--- Start DATASET CONTENT ---
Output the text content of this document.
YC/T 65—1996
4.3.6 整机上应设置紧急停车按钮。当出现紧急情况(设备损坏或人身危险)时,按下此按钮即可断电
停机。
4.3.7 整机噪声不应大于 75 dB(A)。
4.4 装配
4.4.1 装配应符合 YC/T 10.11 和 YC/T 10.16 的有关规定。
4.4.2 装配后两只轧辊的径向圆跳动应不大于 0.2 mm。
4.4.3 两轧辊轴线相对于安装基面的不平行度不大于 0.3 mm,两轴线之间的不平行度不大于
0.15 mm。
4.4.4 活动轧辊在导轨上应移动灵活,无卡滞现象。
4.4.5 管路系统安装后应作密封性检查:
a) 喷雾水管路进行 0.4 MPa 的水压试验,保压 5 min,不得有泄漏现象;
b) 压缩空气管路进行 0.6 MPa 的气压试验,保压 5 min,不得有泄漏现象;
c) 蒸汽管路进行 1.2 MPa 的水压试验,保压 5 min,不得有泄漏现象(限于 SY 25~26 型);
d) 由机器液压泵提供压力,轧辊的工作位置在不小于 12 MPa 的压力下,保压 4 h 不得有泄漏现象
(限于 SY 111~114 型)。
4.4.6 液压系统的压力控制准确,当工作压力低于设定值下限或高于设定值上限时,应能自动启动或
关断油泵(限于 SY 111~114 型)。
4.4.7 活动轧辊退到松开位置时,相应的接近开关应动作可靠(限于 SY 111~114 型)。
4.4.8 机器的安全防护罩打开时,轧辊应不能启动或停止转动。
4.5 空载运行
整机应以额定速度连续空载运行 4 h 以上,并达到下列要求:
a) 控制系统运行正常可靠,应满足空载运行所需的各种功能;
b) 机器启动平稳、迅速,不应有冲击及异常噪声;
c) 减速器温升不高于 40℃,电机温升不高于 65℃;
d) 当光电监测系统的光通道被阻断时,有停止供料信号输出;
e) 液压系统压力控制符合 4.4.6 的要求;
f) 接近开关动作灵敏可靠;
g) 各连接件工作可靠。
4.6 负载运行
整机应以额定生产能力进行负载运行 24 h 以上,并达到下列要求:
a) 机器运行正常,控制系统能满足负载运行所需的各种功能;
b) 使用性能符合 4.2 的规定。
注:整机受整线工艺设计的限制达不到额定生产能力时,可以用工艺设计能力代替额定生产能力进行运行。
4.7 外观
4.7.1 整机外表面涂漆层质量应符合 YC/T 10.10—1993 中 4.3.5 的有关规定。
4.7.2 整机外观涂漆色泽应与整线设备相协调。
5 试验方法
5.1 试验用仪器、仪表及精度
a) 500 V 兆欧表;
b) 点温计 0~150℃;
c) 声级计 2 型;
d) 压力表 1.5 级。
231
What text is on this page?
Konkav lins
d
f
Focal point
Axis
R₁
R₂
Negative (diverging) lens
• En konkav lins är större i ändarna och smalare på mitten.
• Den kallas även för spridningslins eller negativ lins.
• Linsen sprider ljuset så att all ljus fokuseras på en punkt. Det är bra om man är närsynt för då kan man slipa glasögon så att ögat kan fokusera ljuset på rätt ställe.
--- End DATASET CONTENT ---
> [SET EXERCISE]: Every line in the data that holds "text" should be copied out.

> [WRITTEN SOLUTION]:
Output the text content of this document.
What text is on this page?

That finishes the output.